Source records

###

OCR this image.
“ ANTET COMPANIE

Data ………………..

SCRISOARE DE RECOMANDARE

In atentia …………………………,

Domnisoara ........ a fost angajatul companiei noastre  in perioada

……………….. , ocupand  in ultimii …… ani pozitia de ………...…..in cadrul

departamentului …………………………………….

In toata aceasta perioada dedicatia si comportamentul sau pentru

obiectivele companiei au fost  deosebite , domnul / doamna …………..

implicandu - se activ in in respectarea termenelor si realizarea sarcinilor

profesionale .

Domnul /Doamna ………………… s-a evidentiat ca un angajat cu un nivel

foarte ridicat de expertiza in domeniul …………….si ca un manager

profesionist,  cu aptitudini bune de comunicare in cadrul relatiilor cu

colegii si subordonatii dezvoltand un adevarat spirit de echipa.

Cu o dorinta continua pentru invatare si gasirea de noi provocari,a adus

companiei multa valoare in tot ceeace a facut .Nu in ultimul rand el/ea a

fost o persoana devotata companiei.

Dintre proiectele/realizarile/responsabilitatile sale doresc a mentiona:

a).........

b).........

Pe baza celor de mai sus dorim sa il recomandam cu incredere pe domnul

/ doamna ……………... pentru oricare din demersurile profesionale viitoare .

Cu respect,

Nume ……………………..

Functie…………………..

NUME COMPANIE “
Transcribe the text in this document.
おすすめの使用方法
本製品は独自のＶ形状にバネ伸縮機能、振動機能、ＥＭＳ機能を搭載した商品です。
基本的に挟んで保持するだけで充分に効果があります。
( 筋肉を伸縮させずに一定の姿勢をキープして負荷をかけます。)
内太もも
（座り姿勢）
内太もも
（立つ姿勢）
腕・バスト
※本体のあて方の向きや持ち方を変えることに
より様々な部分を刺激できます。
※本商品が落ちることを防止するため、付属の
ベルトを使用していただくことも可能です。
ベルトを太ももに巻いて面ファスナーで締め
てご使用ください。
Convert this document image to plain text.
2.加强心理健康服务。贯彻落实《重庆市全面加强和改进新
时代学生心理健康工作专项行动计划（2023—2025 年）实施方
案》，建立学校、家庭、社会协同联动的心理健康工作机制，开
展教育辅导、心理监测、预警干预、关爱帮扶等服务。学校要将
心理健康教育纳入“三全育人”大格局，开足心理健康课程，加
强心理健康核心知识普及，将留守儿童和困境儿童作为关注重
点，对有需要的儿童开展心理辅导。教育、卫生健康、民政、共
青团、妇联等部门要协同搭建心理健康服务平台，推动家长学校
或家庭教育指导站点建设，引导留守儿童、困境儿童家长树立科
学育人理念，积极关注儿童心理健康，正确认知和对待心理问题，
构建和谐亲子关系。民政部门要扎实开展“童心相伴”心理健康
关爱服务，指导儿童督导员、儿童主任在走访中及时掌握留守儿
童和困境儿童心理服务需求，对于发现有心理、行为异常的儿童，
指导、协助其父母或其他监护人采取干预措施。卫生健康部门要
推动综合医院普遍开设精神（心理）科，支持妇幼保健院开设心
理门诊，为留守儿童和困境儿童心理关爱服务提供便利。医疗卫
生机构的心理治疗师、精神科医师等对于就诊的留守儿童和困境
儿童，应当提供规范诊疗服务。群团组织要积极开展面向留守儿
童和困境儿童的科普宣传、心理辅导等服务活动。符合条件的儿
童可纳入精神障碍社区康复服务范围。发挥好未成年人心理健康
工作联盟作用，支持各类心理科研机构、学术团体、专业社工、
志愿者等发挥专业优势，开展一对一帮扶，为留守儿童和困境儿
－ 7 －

###

▸ **Problem requirements**: Make an exact copy of the records.

▸ **Problem solution**:
OCR this image.
“ ANTET COMPANIE

Data ………………..

SCRISOARE DE RECOMANDARE

In atentia …………………………,

Domnisoara ........ a fost angajatul companiei noastre  in perioada

……………….. , ocupand  in ultimii …… ani pozitia de ………...…..in cadrul

departamentului …………………………………….

In toata aceasta perioada dedicatia si comportamentul sau pentru

obiectivele companiei au fost  deosebite , domnul / doamna …………..

implicandu - se activ in in respectarea termenelor si realizarea sarcinilor

profesionale .

Domnul /Doamna ………………… s-a evidentiat ca un angajat cu un nivel

foarte ridicat de expertiza in domeniul …………….si ca un manager

profesionist,  cu aptitudini bune de comunicare in cadrul relatiilor cu

colegii si subordonatii dezvoltand un adevarat spirit de echipa.

Cu o dorinta continua pentru invatare si gasirea de noi provocari,a adus

companiei multa valoare in tot ceeace a facut .Nu in ultimul rand el/ea a

fost o persoana devotata companiei.

Dintre proiectele/realizarile/responsabilitatile sale doresc a mentiona:

a).........

b).........

Pe baza celor de mai sus dorim sa il recomandam cu incredere pe domnul

/ doamna ……………... pentru oricare din demersurile profesionale viitoare .

Cu respect,

Nume ……………………..

Functie…………………..

NUME COMPANIE “
Transcribe the text in this document.
おすすめの使用方法
本製品は独自のＶ形状にバネ伸縮機能、振動機能、ＥＭＳ機能を搭載した商品です。
基本的に挟んで保持するだけで充分に効果があります。
( 筋肉を伸縮させずに一定の姿勢をキープして負荷をかけます。)
内太もも
（座り姿勢）
内太もも
（立つ姿勢）
腕・バスト
※本体のあて方の向きや持ち方を変えることに
より様々な部分を刺激できます。
※本商品が落ちることを防止するため、付属の
ベルトを使用していただくことも可能です。
ベルトを太ももに巻いて面ファスナーで締め
てご使用ください。
Convert this document image to plain text.
2.加强心理健康服务。贯彻落实《重庆市全面加强和改进新
时代学生心理健康工作专项行动计划（2023—2025 年）实施方
案》，建立学校、家庭、社会协同联动的心理健康工作机制，开
展教育辅导、心理监测、预警干预、关爱帮扶等服务。学校要将
心理健康教育纳入“三全育人”大格局，开足心理健康课程，加
强心理健康核心知识普及，将留守儿童和困境儿童作为关注重
点，对有需要的儿童开展心理辅导。教育、卫生健康、民政、共
青团、妇联等部门要协同搭建心理健康服务平台，推动家长学校
或家庭教育指导站点建设，引导留守儿童、困境儿童家长树立科
学育人理念，积极关注儿童心理健康，正确认知和对待心理问题，
构建和谐亲子关系。民政部门要扎实开展“童心相伴”心理健康
关爱服务，指导儿童督导员、儿童主任在走访中及时掌握留守儿
童和困境儿童心理服务需求，对于发现有心理、行为异常的儿童，
指导、协助其父母或其他监护人采取干预措施。卫生健康部门要
推动综合医院普遍开设精神（心理）科，支持妇幼保健院开设心
理门诊，为留守儿童和困境儿童心理关爱服务提供便利。医疗卫
生机构的心理治疗师、精神科医师等对于就诊的留守儿童和困境
儿童，应当提供规范诊疗服务。群团组织要积极开展面向留守儿
童和困境儿童的科普宣传、心理辅导等服务活动。符合条件的儿
童可纳入精神障碍社区康复服务范围。发挥好未成年人心理健康
工作联盟作用，支持各类心理科研机构、学术团体、专业社工、
志愿者等发挥专业优势，开展一对一帮扶，为留守儿童和困境儿
－ 7 －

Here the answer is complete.